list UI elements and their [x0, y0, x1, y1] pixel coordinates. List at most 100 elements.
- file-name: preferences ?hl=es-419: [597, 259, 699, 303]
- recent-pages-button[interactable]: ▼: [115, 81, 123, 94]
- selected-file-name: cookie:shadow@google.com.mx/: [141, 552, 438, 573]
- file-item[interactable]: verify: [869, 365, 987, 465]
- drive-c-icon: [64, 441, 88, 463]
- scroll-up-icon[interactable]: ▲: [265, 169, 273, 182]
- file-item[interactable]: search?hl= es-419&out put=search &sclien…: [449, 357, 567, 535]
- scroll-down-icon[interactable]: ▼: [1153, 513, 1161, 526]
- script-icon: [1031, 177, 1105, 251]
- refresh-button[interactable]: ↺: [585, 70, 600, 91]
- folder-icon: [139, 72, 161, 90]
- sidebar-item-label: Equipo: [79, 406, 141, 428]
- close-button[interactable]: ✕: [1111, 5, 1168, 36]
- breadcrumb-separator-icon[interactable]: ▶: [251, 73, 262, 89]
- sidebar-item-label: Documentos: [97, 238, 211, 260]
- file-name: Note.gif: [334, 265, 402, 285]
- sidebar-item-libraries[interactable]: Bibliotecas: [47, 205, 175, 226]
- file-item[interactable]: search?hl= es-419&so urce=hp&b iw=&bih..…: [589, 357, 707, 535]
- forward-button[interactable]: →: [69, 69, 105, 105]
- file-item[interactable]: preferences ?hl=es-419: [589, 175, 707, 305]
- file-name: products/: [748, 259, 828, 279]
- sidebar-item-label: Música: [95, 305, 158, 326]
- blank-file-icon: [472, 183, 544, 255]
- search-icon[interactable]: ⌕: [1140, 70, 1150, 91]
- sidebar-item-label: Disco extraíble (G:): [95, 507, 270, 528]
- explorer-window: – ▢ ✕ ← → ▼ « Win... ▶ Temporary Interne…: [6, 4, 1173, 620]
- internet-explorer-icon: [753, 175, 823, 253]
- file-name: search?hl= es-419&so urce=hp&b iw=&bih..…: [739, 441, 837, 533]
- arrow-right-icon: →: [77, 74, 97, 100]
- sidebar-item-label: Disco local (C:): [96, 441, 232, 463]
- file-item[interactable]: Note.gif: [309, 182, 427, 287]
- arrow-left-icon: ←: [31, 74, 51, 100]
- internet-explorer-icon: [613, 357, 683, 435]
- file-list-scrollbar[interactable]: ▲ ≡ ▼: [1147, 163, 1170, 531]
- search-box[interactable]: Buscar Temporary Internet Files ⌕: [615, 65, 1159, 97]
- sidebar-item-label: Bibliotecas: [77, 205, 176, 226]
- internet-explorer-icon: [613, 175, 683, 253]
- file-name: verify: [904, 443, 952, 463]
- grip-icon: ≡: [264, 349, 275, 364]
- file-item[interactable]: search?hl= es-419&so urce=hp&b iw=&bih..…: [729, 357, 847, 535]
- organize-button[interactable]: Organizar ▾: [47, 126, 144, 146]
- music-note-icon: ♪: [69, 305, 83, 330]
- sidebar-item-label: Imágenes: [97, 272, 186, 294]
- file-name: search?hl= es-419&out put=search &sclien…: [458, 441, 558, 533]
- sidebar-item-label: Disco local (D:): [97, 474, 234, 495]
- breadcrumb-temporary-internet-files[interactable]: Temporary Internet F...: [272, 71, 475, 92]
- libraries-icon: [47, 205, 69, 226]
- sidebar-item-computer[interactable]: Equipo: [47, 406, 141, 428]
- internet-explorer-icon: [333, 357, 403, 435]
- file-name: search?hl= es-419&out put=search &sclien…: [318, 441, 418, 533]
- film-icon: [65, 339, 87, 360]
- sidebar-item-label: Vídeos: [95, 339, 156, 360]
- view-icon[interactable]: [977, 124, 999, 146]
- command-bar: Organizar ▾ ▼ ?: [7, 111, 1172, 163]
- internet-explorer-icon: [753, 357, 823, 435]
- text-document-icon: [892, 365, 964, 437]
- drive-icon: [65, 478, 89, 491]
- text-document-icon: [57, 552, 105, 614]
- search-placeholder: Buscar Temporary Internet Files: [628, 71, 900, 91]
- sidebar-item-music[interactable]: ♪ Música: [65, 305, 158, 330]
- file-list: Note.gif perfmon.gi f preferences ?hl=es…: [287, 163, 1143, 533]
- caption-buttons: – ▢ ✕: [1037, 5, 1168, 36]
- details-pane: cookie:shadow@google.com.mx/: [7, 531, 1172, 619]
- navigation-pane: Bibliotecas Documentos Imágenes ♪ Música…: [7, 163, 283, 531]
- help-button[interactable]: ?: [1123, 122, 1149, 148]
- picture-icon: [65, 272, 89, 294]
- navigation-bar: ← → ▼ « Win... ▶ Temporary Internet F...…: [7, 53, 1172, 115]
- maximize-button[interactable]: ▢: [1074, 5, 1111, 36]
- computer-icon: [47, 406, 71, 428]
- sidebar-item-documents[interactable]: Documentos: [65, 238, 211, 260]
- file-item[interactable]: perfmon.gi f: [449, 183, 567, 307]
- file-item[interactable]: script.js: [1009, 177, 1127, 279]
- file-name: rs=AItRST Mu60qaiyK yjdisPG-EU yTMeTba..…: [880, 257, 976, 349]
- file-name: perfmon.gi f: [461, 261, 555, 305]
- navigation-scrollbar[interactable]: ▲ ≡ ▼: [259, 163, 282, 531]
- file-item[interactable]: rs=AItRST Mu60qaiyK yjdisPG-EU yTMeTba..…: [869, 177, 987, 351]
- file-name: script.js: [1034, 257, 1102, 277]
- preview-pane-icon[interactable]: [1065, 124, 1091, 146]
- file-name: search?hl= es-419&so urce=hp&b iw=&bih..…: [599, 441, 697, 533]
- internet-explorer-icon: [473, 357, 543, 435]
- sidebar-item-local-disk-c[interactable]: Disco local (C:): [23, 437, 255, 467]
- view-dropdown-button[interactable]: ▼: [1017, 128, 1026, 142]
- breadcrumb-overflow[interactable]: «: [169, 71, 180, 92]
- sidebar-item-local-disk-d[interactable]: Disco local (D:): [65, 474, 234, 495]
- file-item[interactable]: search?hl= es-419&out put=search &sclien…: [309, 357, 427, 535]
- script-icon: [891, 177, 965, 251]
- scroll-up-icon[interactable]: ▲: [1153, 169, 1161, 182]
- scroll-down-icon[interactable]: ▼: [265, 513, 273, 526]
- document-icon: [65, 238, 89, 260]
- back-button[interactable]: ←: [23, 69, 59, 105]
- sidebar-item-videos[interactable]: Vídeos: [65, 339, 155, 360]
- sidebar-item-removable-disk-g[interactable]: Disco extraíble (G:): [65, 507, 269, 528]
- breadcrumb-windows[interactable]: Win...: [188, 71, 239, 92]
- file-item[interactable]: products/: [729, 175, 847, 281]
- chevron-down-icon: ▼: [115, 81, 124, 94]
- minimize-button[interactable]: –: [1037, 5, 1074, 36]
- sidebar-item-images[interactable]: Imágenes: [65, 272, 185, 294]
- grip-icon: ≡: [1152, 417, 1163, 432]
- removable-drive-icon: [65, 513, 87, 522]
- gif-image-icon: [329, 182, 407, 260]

◇ ◇ ◇ ◇

Return the material above in full, exactly as it appears.

list UI elements and their [x0, y0, x1, y1] pixel coordinates. List at most 100 elements.
- file-name: preferences ?hl=es-419: [597, 259, 699, 303]
- recent-pages-button[interactable]: ▼: [115, 81, 123, 94]
- selected-file-name: cookie:shadow@google.com.mx/: [141, 552, 438, 573]
- file-item[interactable]: verify: [869, 365, 987, 465]
- drive-c-icon: [64, 441, 88, 463]
- scroll-up-icon[interactable]: ▲: [265, 169, 273, 182]
- file-item[interactable]: search?hl= es-419&out put=search &sclien…: [449, 357, 567, 535]
- scroll-down-icon[interactable]: ▼: [1153, 513, 1161, 526]
- script-icon: [1031, 177, 1105, 251]
- refresh-button[interactable]: ↺: [585, 70, 600, 91]
- folder-icon: [139, 72, 161, 90]
- sidebar-item-label: Equipo: [79, 406, 141, 428]
- close-button[interactable]: ✕: [1111, 5, 1168, 36]
- breadcrumb-separator-icon[interactable]: ▶: [251, 73, 262, 89]
- sidebar-item-label: Documentos: [97, 238, 211, 260]
- file-name: Note.gif: [334, 265, 402, 285]
- sidebar-item-libraries[interactable]: Bibliotecas: [47, 205, 175, 226]
- file-item[interactable]: search?hl= es-419&so urce=hp&b iw=&bih..…: [589, 357, 707, 535]
- forward-button[interactable]: →: [69, 69, 105, 105]
- file-item[interactable]: preferences ?hl=es-419: [589, 175, 707, 305]
- file-name: products/: [748, 259, 828, 279]
- sidebar-item-label: Música: [95, 305, 158, 326]
- blank-file-icon: [472, 183, 544, 255]
- search-icon[interactable]: ⌕: [1140, 70, 1150, 91]
- sidebar-item-label: Disco extraíble (G:): [95, 507, 270, 528]
- explorer-window: – ▢ ✕ ← → ▼ « Win... ▶ Temporary Interne…: [6, 4, 1173, 620]
- internet-explorer-icon: [753, 175, 823, 253]
- file-name: search?hl= es-419&so urce=hp&b iw=&bih..…: [739, 441, 837, 533]
- arrow-right-icon: →: [77, 74, 97, 100]
- sidebar-item-label: Disco local (C:): [96, 441, 232, 463]
- file-item[interactable]: Note.gif: [309, 182, 427, 287]
- arrow-left-icon: ←: [31, 74, 51, 100]
- internet-explorer-icon: [613, 357, 683, 435]
- file-list-scrollbar[interactable]: ▲ ≡ ▼: [1147, 163, 1170, 531]
- search-box[interactable]: Buscar Temporary Internet Files ⌕: [615, 65, 1159, 97]
- sidebar-item-label: Bibliotecas: [77, 205, 176, 226]
- internet-explorer-icon: [613, 175, 683, 253]
- file-name: verify: [904, 443, 952, 463]
- grip-icon: ≡: [264, 349, 275, 364]
- file-item[interactable]: search?hl= es-419&so urce=hp&b iw=&bih..…: [729, 357, 847, 535]
- organize-button[interactable]: Organizar ▾: [47, 126, 144, 146]
- music-note-icon: ♪: [69, 305, 83, 330]
- sidebar-item-label: Imágenes: [97, 272, 186, 294]
- file-name: search?hl= es-419&out put=search &sclien…: [458, 441, 558, 533]
- sidebar-item-label: Disco local (D:): [97, 474, 234, 495]
- breadcrumb-temporary-internet-files[interactable]: Temporary Internet F...: [272, 71, 475, 92]
- libraries-icon: [47, 205, 69, 226]
- sidebar-item-computer[interactable]: Equipo: [47, 406, 141, 428]
- internet-explorer-icon: [333, 357, 403, 435]
- file-name: search?hl= es-419&out put=search &sclien…: [318, 441, 418, 533]
- film-icon: [65, 339, 87, 360]
- sidebar-item-label: Vídeos: [95, 339, 156, 360]
- view-icon[interactable]: [977, 124, 999, 146]
- command-bar: Organizar ▾ ▼ ?: [7, 111, 1172, 163]
- internet-explorer-icon: [753, 357, 823, 435]
- text-document-icon: [892, 365, 964, 437]
- drive-icon: [65, 478, 89, 491]
- text-document-icon: [57, 552, 105, 614]
- search-placeholder: Buscar Temporary Internet Files: [628, 71, 900, 91]
- sidebar-item-music[interactable]: ♪ Música: [65, 305, 158, 330]
- file-list: Note.gif perfmon.gi f preferences ?hl=es…: [287, 163, 1143, 533]
- caption-buttons: – ▢ ✕: [1037, 5, 1168, 36]
- details-pane: cookie:shadow@google.com.mx/: [7, 531, 1172, 619]
- navigation-pane: Bibliotecas Documentos Imágenes ♪ Música…: [7, 163, 283, 531]
- help-button[interactable]: ?: [1123, 122, 1149, 148]
- picture-icon: [65, 272, 89, 294]
- navigation-bar: ← → ▼ « Win... ▶ Temporary Internet F...…: [7, 53, 1172, 115]
- maximize-button[interactable]: ▢: [1074, 5, 1111, 36]
- computer-icon: [47, 406, 71, 428]
- sidebar-item-documents[interactable]: Documentos: [65, 238, 211, 260]
- file-item[interactable]: perfmon.gi f: [449, 183, 567, 307]
- file-item[interactable]: script.js: [1009, 177, 1127, 279]
- file-name: rs=AItRST Mu60qaiyK yjdisPG-EU yTMeTba..…: [880, 257, 976, 349]
- file-name: perfmon.gi f: [461, 261, 555, 305]
- navigation-scrollbar[interactable]: ▲ ≡ ▼: [259, 163, 282, 531]
- file-item[interactable]: rs=AItRST Mu60qaiyK yjdisPG-EU yTMeTba..…: [869, 177, 987, 351]
- file-name: script.js: [1034, 257, 1102, 277]
- preview-pane-icon[interactable]: [1065, 124, 1091, 146]
- file-name: search?hl= es-419&so urce=hp&b iw=&bih..…: [599, 441, 697, 533]
- internet-explorer-icon: [473, 357, 543, 435]
- sidebar-item-local-disk-c[interactable]: Disco local (C:): [23, 437, 255, 467]
- view-dropdown-button[interactable]: ▼: [1017, 128, 1026, 142]
- breadcrumb-overflow[interactable]: «: [169, 71, 180, 92]
- sidebar-item-local-disk-d[interactable]: Disco local (D:): [65, 474, 234, 495]
- file-item[interactable]: search?hl= es-419&out put=search &sclien…: [309, 357, 427, 535]
- script-icon: [891, 177, 965, 251]
- scroll-up-icon[interactable]: ▲: [1153, 169, 1161, 182]
- scroll-down-icon[interactable]: ▼: [265, 513, 273, 526]
- document-icon: [65, 238, 89, 260]
- back-button[interactable]: ←: [23, 69, 59, 105]
- sidebar-item-videos[interactable]: Vídeos: [65, 339, 155, 360]
- sidebar-item-removable-disk-g[interactable]: Disco extraíble (G:): [65, 507, 269, 528]
- breadcrumb-windows[interactable]: Win...: [188, 71, 239, 92]
- file-item[interactable]: products/: [729, 175, 847, 281]
- chevron-down-icon: ▼: [115, 81, 124, 94]
- minimize-button[interactable]: –: [1037, 5, 1074, 36]
- sidebar-item-images[interactable]: Imágenes: [65, 272, 185, 294]
- grip-icon: ≡: [1152, 417, 1163, 432]
- removable-drive-icon: [65, 513, 87, 522]
- gif-image-icon: [329, 182, 407, 260]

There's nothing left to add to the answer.